** EXERCISE DESCRIPTION **
Pick out the lines in the listing below that contain the word "highlight" and copy them.

[Begin RECORD EXCERPTS]

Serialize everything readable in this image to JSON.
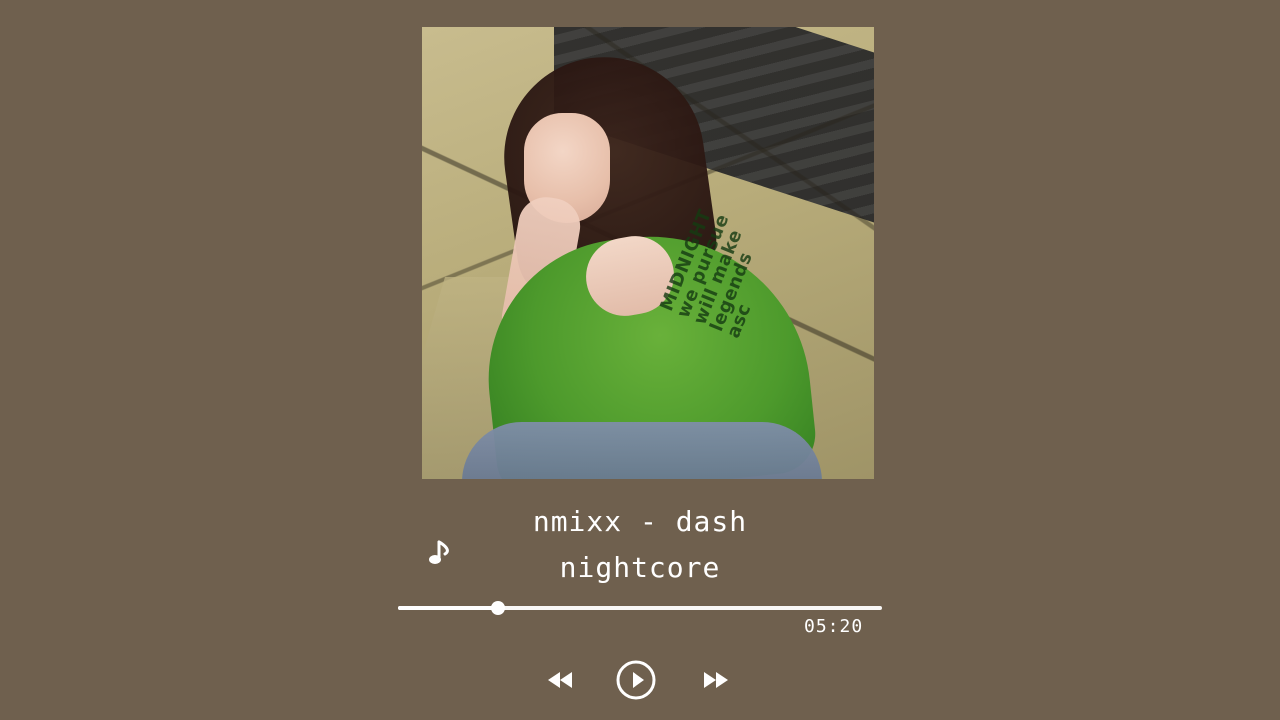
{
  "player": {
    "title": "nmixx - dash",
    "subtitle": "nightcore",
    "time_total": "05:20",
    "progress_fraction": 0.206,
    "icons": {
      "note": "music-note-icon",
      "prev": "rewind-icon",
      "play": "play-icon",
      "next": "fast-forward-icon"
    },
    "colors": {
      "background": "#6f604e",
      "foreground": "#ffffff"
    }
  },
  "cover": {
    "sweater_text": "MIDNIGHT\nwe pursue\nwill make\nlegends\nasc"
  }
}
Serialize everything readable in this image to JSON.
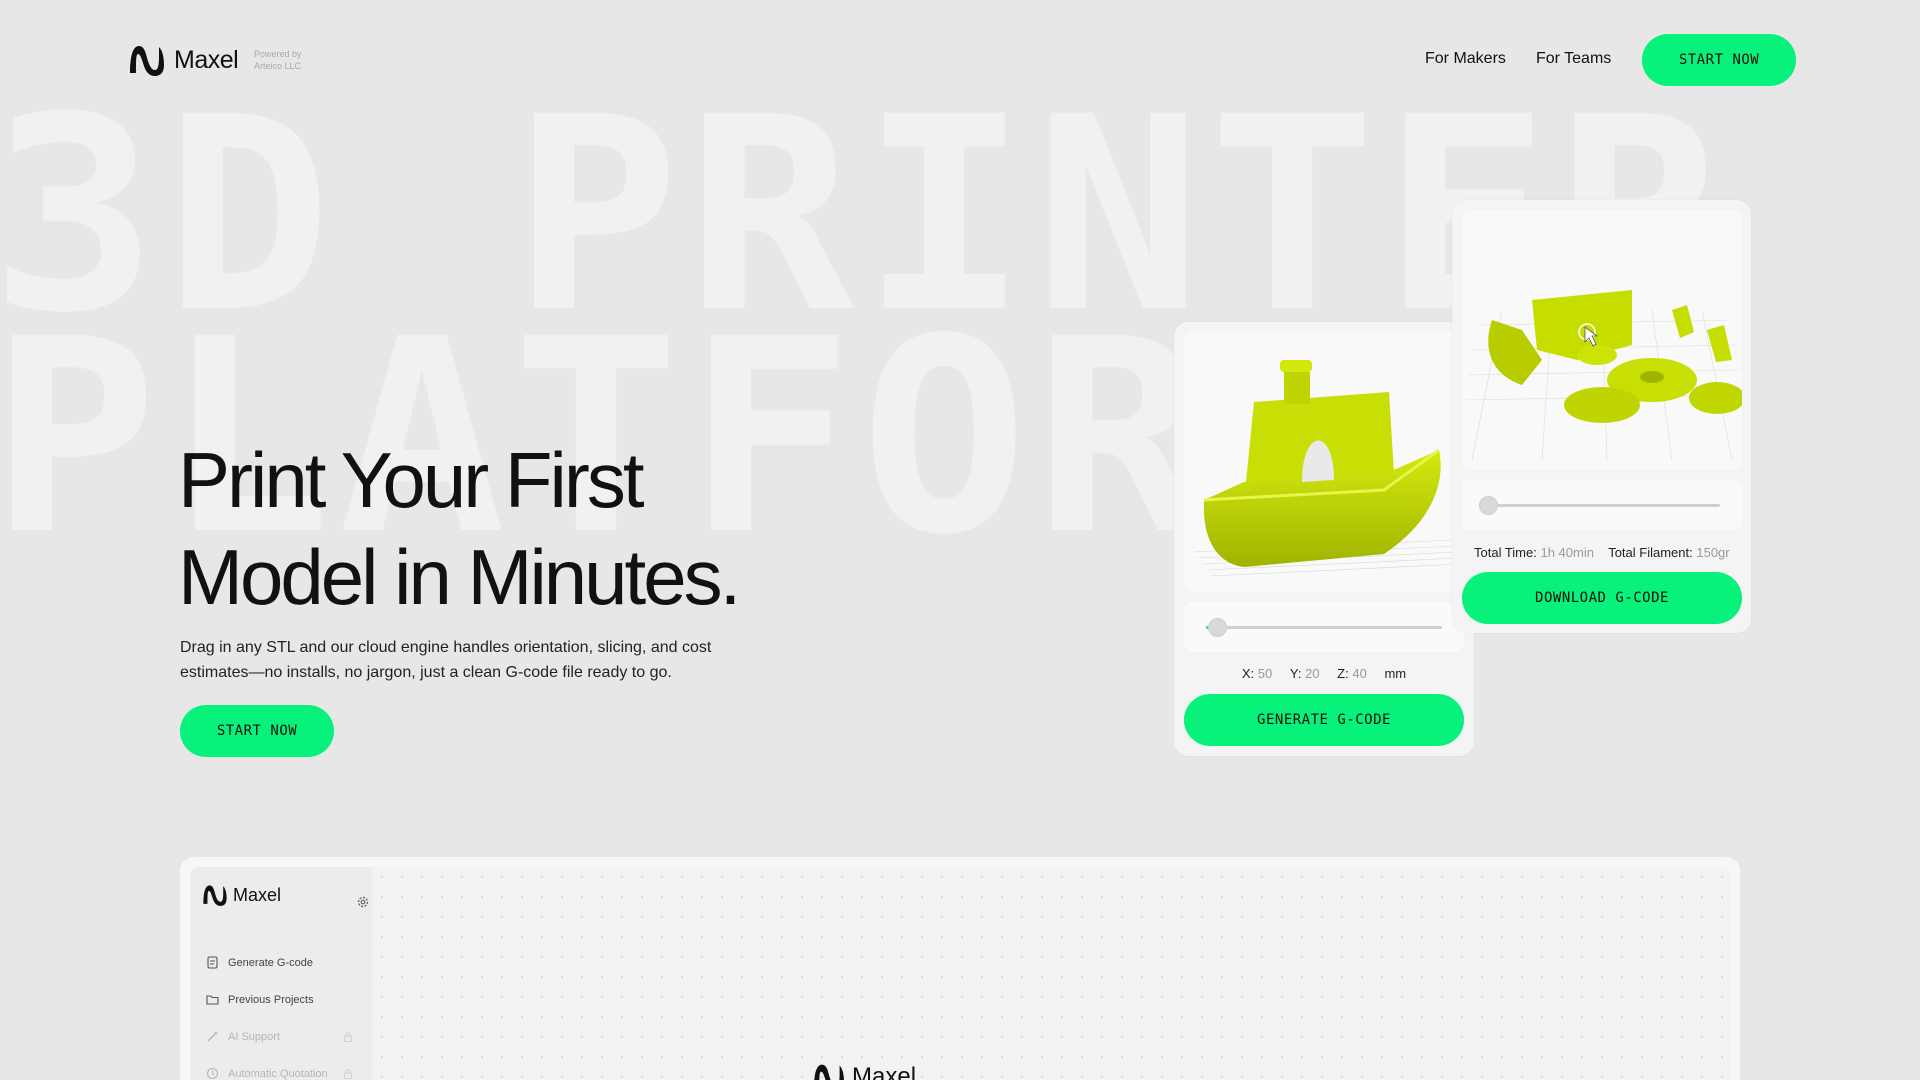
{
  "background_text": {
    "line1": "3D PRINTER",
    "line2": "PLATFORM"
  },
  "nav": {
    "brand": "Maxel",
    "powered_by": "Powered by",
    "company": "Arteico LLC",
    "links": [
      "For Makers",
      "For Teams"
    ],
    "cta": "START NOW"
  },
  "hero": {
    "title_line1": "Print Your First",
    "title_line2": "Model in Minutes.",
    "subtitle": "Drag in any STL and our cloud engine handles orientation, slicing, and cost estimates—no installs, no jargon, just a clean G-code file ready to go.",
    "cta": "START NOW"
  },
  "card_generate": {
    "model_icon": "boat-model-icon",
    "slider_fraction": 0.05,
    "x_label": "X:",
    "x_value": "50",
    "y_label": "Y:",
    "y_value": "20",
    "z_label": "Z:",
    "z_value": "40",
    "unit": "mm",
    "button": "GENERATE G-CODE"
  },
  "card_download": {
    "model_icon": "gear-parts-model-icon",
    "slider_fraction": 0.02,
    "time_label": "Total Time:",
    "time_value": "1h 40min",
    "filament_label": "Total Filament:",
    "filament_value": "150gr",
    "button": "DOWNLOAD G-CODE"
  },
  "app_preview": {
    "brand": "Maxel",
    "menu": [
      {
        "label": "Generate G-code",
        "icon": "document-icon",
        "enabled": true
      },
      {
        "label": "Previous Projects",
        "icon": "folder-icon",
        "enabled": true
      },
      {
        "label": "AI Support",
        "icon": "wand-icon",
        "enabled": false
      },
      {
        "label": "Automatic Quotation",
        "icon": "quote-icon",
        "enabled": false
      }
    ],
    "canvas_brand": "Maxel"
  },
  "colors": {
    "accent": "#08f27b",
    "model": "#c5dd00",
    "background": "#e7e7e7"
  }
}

[End RECORD EXCERPTS]
[Begin RECORD EXCERPTS]

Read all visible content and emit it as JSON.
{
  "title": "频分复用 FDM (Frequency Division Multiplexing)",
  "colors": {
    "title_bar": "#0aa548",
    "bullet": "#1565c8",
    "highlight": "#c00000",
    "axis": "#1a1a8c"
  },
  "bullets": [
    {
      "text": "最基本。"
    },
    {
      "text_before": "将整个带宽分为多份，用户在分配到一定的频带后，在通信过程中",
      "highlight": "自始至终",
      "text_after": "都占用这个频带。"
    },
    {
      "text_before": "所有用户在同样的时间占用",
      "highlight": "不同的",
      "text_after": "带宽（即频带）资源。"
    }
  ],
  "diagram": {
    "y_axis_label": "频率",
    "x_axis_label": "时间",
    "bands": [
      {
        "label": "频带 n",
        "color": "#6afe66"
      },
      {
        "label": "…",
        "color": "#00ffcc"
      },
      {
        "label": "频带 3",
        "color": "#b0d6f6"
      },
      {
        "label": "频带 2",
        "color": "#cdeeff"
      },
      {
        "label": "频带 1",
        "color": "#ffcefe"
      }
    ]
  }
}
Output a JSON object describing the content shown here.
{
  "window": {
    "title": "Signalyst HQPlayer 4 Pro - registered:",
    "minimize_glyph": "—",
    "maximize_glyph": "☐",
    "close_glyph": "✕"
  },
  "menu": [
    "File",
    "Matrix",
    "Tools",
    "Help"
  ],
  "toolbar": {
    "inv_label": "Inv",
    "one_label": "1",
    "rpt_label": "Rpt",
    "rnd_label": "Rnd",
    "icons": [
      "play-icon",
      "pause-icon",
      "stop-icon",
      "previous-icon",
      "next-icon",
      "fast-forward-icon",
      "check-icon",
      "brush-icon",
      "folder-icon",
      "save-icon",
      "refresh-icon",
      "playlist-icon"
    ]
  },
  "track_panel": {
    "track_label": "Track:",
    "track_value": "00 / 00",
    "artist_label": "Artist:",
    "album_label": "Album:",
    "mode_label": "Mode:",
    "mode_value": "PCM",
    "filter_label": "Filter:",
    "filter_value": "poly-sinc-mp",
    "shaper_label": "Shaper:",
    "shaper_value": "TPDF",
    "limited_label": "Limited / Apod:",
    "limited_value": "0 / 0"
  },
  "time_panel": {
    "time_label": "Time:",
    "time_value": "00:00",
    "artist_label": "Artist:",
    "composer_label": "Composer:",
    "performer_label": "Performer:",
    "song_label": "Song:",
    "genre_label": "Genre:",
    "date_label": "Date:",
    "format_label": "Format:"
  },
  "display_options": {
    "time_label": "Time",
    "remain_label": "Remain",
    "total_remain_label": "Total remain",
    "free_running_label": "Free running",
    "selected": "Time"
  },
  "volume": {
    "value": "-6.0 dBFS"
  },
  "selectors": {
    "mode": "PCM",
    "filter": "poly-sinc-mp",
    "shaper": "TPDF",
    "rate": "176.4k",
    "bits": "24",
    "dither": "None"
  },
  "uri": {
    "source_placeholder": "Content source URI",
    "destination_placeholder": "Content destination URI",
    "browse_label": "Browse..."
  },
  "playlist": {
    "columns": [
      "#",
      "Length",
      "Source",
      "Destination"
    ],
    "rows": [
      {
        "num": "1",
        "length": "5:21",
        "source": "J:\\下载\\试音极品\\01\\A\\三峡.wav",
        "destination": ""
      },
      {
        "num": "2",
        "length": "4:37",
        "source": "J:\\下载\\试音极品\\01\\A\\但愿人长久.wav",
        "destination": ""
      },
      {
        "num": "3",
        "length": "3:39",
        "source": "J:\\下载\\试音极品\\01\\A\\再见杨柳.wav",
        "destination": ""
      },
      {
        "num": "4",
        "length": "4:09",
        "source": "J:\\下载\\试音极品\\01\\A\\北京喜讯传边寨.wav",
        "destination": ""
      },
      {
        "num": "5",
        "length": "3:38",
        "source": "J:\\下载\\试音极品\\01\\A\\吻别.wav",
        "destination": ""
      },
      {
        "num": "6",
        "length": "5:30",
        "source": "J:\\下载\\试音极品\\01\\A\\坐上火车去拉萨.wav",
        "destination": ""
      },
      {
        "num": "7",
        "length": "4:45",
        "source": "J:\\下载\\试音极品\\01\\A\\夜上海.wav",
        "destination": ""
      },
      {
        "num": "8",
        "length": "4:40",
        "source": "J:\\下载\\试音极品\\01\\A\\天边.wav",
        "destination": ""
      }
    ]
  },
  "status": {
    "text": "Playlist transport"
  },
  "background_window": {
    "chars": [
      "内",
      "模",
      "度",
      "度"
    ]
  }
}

[End RECORD EXCERPTS]
[Begin RECORD EXCERPTS]

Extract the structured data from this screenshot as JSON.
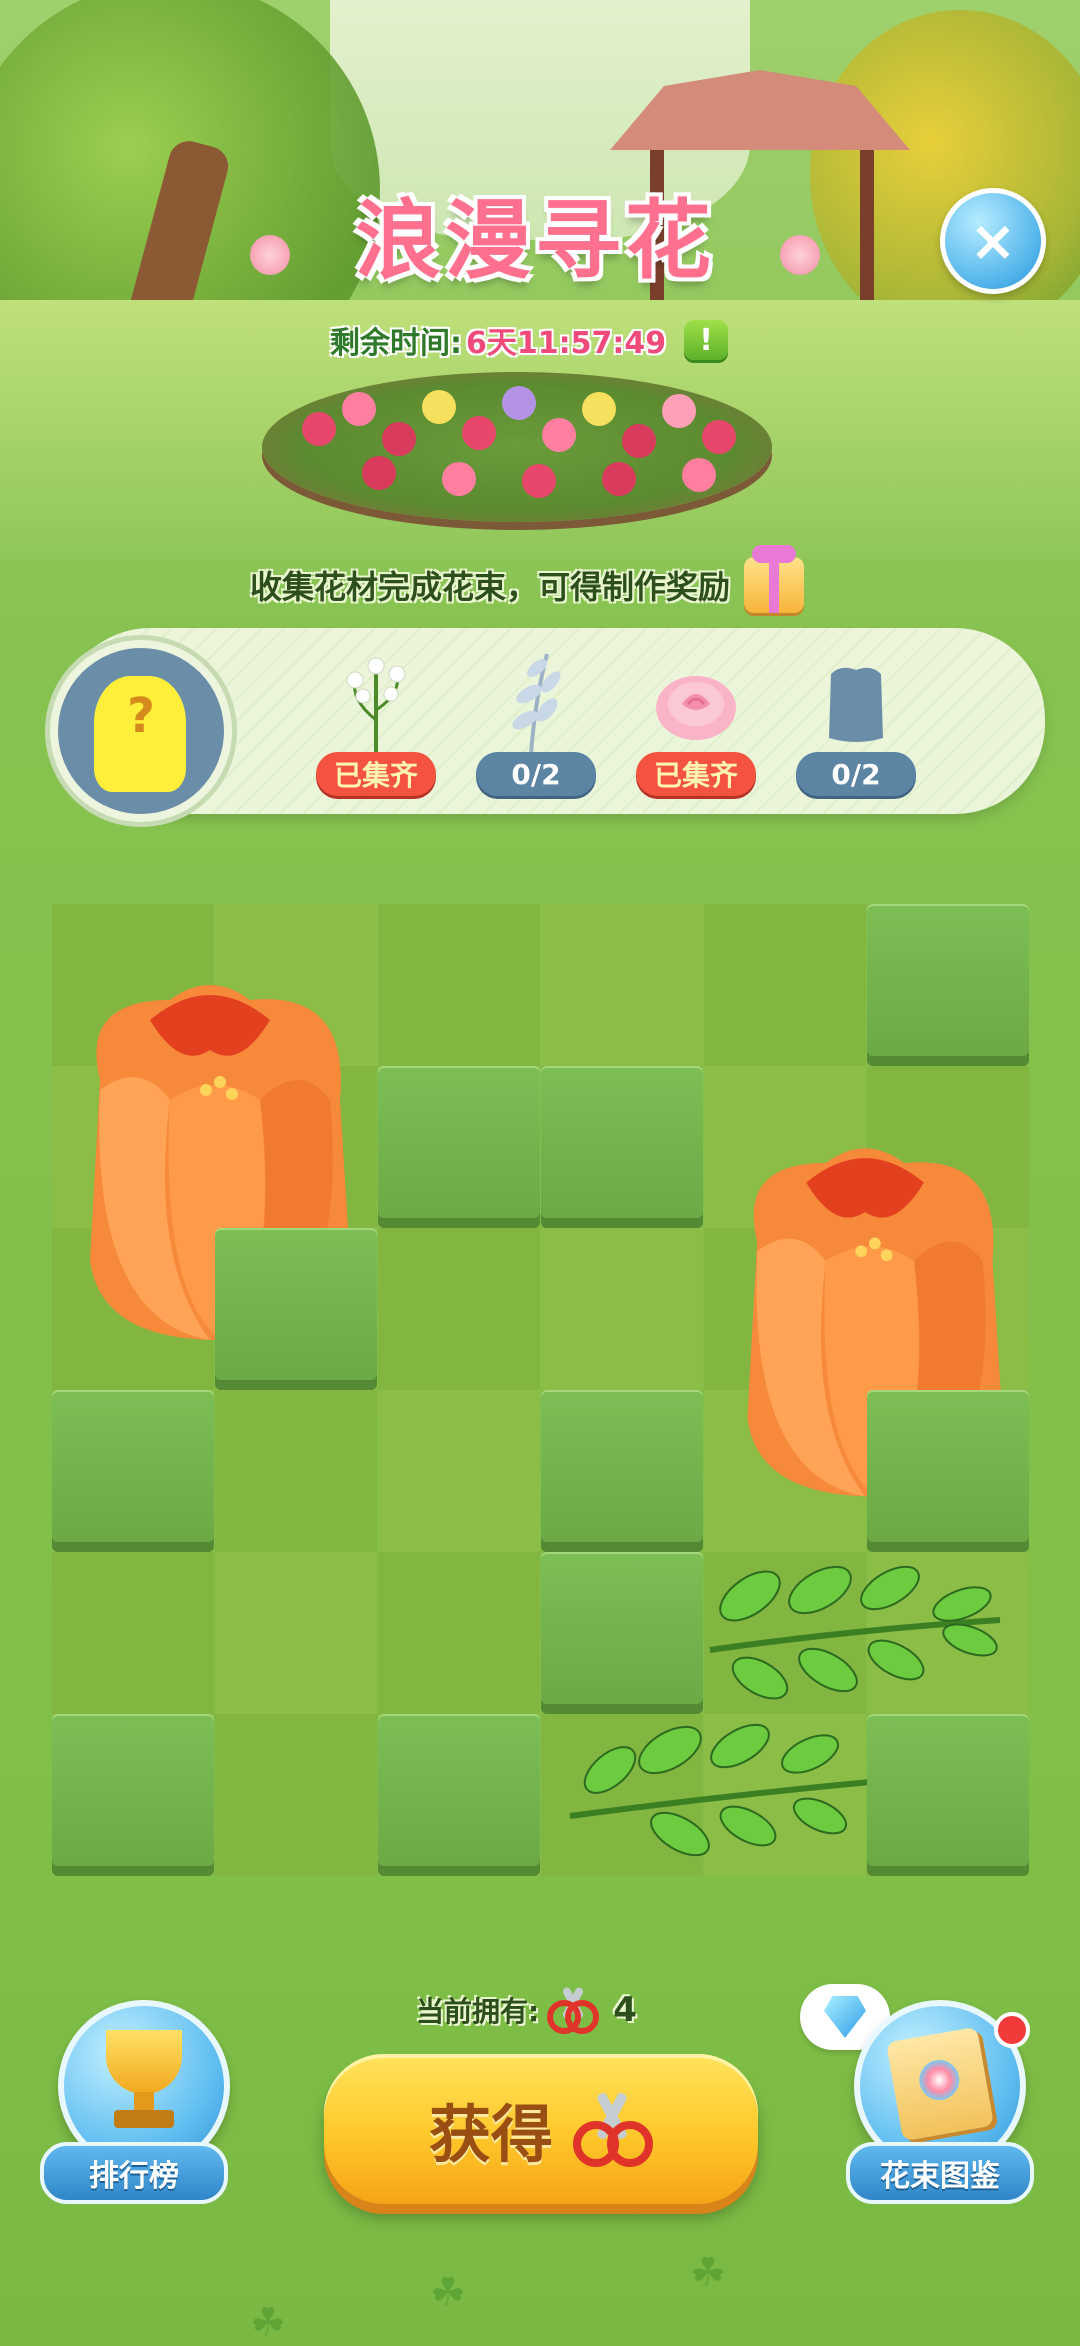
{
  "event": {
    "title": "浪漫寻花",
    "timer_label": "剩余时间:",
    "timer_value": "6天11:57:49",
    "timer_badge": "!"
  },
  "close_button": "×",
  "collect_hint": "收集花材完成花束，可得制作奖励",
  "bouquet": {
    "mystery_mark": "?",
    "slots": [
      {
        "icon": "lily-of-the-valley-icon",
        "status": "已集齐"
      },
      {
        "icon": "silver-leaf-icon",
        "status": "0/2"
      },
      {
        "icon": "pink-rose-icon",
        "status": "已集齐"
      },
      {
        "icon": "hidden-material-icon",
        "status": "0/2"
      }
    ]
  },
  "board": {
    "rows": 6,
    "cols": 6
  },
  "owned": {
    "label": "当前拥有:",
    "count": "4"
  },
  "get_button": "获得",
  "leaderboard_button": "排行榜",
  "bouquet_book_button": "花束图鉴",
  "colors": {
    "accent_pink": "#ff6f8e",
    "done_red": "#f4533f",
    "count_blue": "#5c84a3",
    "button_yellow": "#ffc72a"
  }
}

[End RECORD EXCERPTS]

** FULL RESPONSE **
    "highlight": "#c00000",
      "highlight": "自始至终",
      "highlight": "不同的",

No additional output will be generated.